[START OF AVAILABLE DATA]
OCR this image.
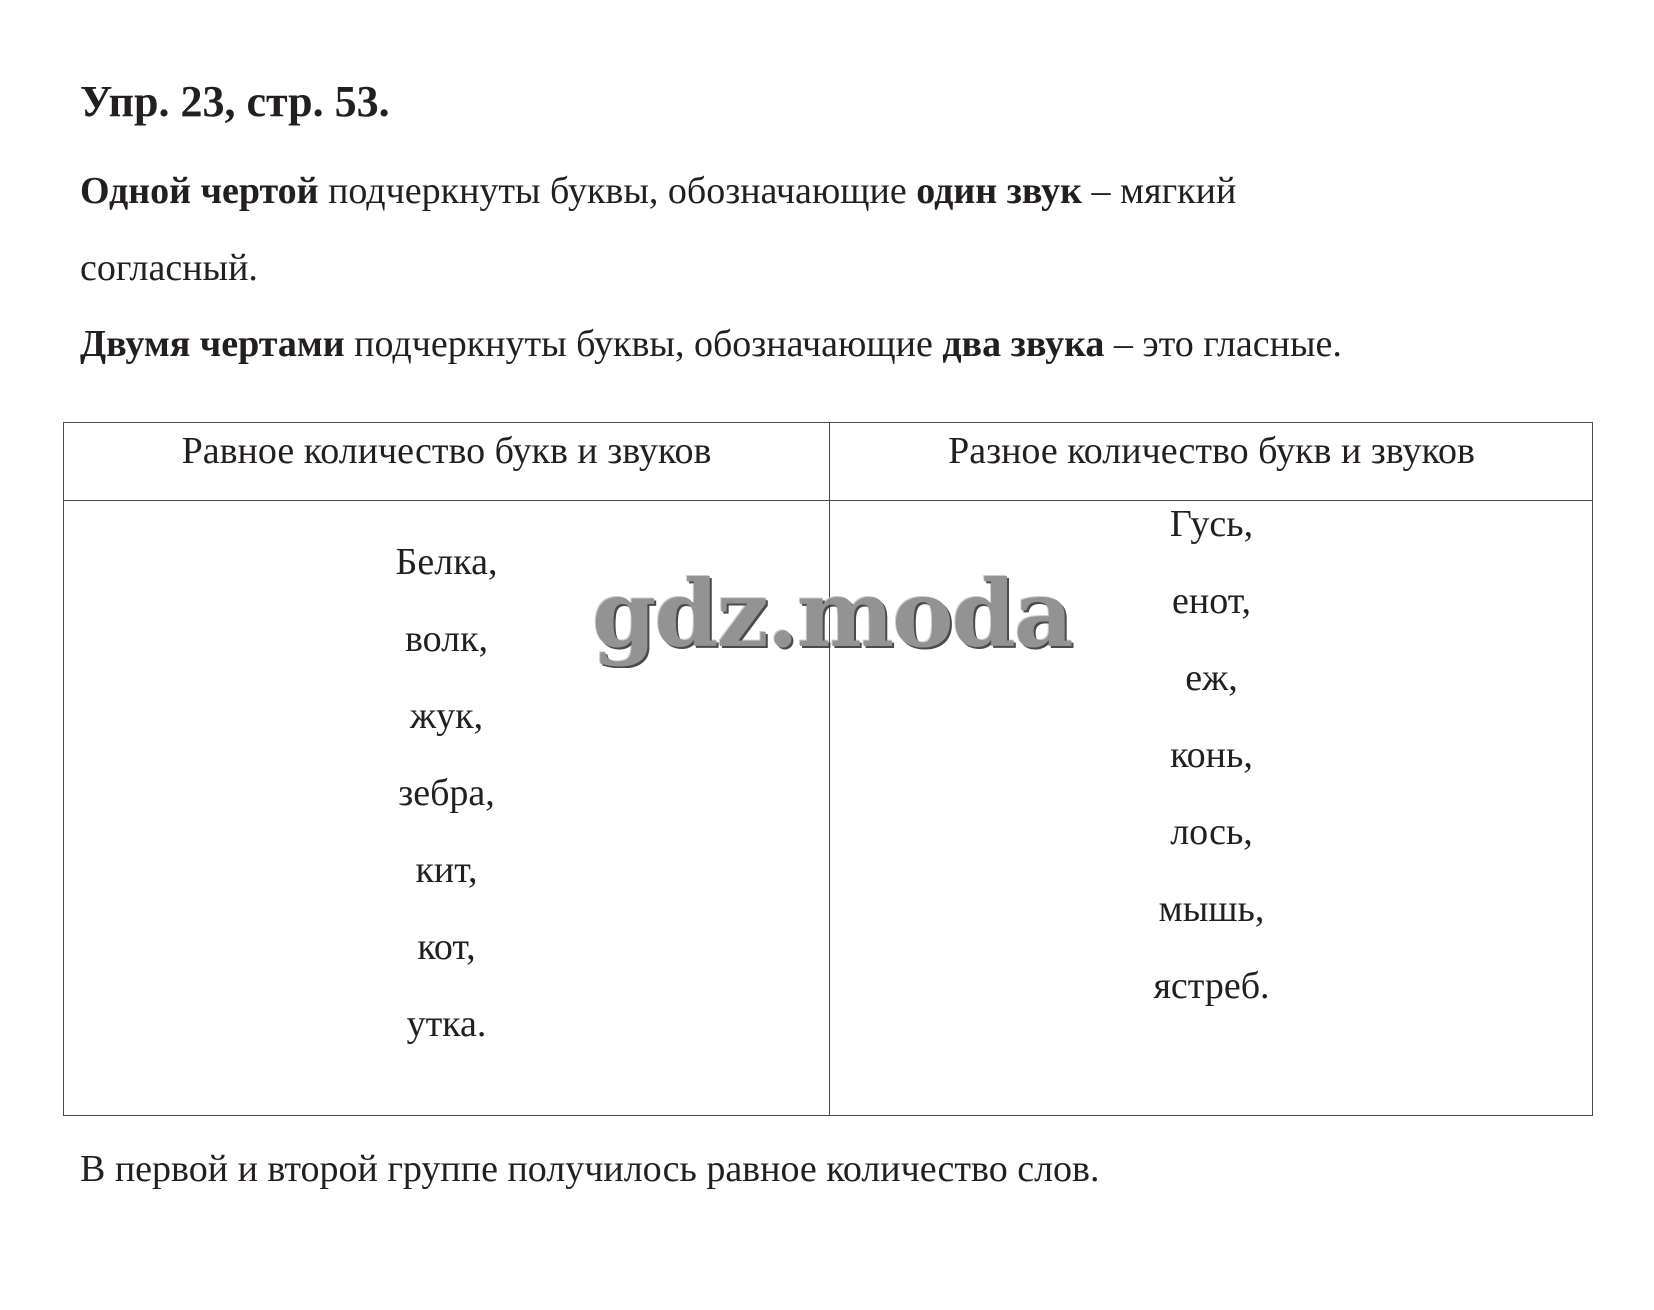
Упр. 23, стр. 53.
Одной чертой подчеркнуты буквы, обозначающие один звук – мягкий
согласный.
Двумя чертами подчеркнуты буквы, обозначающие два звука – это гласные.
Равное количество букв и звуков	Разное количество букв и звуков
Белка,
волк,
жук,
зебра,
кит,
кот,
утка.
Гусь,
енот,
еж,
конь,
лось,
мышь,
ястреб.
gdz.moda
В первой и второй группе получилось равное количество слов.
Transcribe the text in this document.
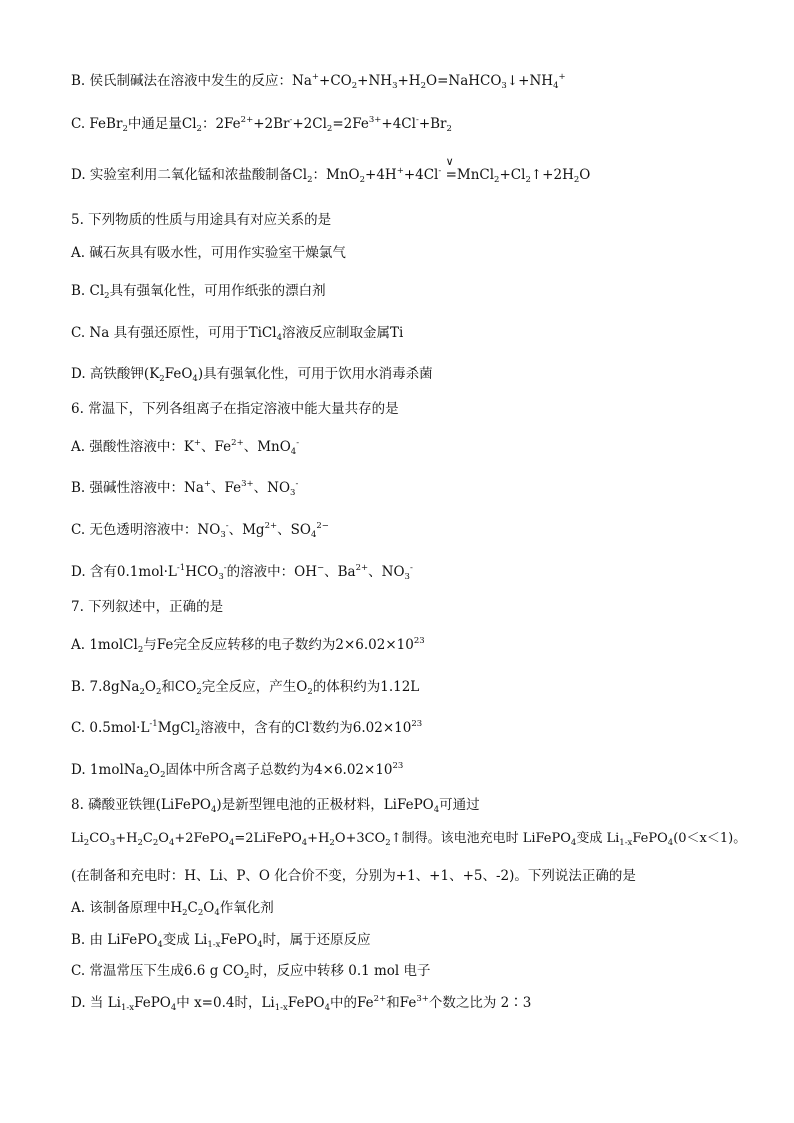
B. 侯氏制碱法在溶液中发生的反应：$Na^++CO_2+NH_3+H_2O=NaHCO_3↓+NH_4^+$
C. FeBr$_2$中通足量$Cl_2$：$2Fe^{2+}+2Br^-+2Cl_2=2Fe^{3+}+4Cl^-+Br_2$
D. 实验室利用二氧化锰和浓盐酸制备$Cl_2$：MnO$_2$+4H++4Cl- ∨ $=MnCl_2+Cl_2↑+2H_2O$
5. 下列物质的性质与用途具有对应关系的是
A. 碱石灰具有吸水性，可用作实验室干燥氯气
B. $Cl_2$具有强氧化性，可用作纸张的漂白剂
C. Na 具有强还原性，可用于TiCl$_4$溶液反应制取金属Ti
D. 高铁酸钾$(K_2FeO_4)$具有强氧化性，可用于饮用水消毒杀菌
6. 常温下，下列各组离子在指定溶液中能大量共存的是
A. 强酸性溶液中：K+、$Fe^{2+}$、MnO$_4$-
B. 强碱性溶液中：Na+、$Fe^{3+}$、$NO_3^-$
C. 无色透明溶液中：$NO_3^-$、$Mg^{2+}$、$SO_4^{2-}$
D. 含有$0.1mol\cdot L^{-1}HCO_3^-$的溶液中：OH−、$Ba^{2+}$、$NO_3^-$
7. 下列叙述中，正确的是
A. 1molCl$_2$与Fe完全反应转移的电子数约为$2\times 6.02\times 10^{23}$
B. $7.8gNa_2O_2$和$CO_2$完全反应，产生$O_2$的体积约为1.12L
C. $0.5mol\cdot L^{-1}MgCl_2$溶液中，含有的Cl-数约为$6.02\times 10^{23}$
D. $1molNa_2O_2$固体中所含离子总数约为$4\times 6.02\times 10^{23}$
8. 磷酸亚铁锂(LiFePO$_4$)是新型锂电池的正极材料，LiFePO$_4$可通过
$Li_2CO_3+H_2C_2O_4+2FePO_4=2LiFePO_4+H_2O+3CO_2↑$制得。该电池充电时 LiFePO$_4$变成 $Li_{1-x}FePO_4(0<x<1)$。
(在制备和充电时：H、Li、P、O 化合价不变，分别为+1、+1、+5、-2)。下列说法正确的是
A. 该制备原理中$H_2C_2O_4$作氧化剂
B. 由 LiFePO$_4$变成 $Li_{1-x}FePO_4$时，属于还原反应
C. 常温常压下生成6.6 g $CO_2$时，反应中转移 0.1 mol 电子
D. 当 $Li_{1-x}FePO_4$中 x=0.4时，$Li_{1-x}FePO_4$中的$Fe^{2+}$和$Fe^{3+}$个数之比为 2∶3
[END OF AVAILABLE DATA]
**WORK REQUIRED**
Quote exactly, and nothing besides, the lines from the one with "Transcribe the text in this document." through the end of the records above; include both ends and omit the pictures.

**TASK RESULT**
Transcribe the text in this document.
B. 侯氏制碱法在溶液中发生的反应：$Na^++CO_2+NH_3+H_2O=NaHCO_3↓+NH_4^+$
C. FeBr$_2$中通足量$Cl_2$：$2Fe^{2+}+2Br^-+2Cl_2=2Fe^{3+}+4Cl^-+Br_2$
D. 实验室利用二氧化锰和浓盐酸制备$Cl_2$：MnO$_2$+4H++4Cl- ∨ $=MnCl_2+Cl_2↑+2H_2O$
5. 下列物质的性质与用途具有对应关系的是
A. 碱石灰具有吸水性，可用作实验室干燥氯气
B. $Cl_2$具有强氧化性，可用作纸张的漂白剂
C. Na 具有强还原性，可用于TiCl$_4$溶液反应制取金属Ti
D. 高铁酸钾$(K_2FeO_4)$具有强氧化性，可用于饮用水消毒杀菌
6. 常温下，下列各组离子在指定溶液中能大量共存的是
A. 强酸性溶液中：K+、$Fe^{2+}$、MnO$_4$-
B. 强碱性溶液中：Na+、$Fe^{3+}$、$NO_3^-$
C. 无色透明溶液中：$NO_3^-$、$Mg^{2+}$、$SO_4^{2-}$
D. 含有$0.1mol\cdot L^{-1}HCO_3^-$的溶液中：OH−、$Ba^{2+}$、$NO_3^-$
7. 下列叙述中，正确的是
A. 1molCl$_2$与Fe完全反应转移的电子数约为$2\times 6.02\times 10^{23}$
B. $7.8gNa_2O_2$和$CO_2$完全反应，产生$O_2$的体积约为1.12L
C. $0.5mol\cdot L^{-1}MgCl_2$溶液中，含有的Cl-数约为$6.02\times 10^{23}$
D. $1molNa_2O_2$固体中所含离子总数约为$4\times 6.02\times 10^{23}$
8. 磷酸亚铁锂(LiFePO$_4$)是新型锂电池的正极材料，LiFePO$_4$可通过
$Li_2CO_3+H_2C_2O_4+2FePO_4=2LiFePO_4+H_2O+3CO_2↑$制得。该电池充电时 LiFePO$_4$变成 $Li_{1-x}FePO_4(0<x<1)$。
(在制备和充电时：H、Li、P、O 化合价不变，分别为+1、+1、+5、-2)。下列说法正确的是
A. 该制备原理中$H_2C_2O_4$作氧化剂
B. 由 LiFePO$_4$变成 $Li_{1-x}FePO_4$时，属于还原反应
C. 常温常压下生成6.6 g $CO_2$时，反应中转移 0.1 mol 电子
D. 当 $Li_{1-x}FePO_4$中 x=0.4时，$Li_{1-x}FePO_4$中的$Fe^{2+}$和$Fe^{3+}$个数之比为 2∶3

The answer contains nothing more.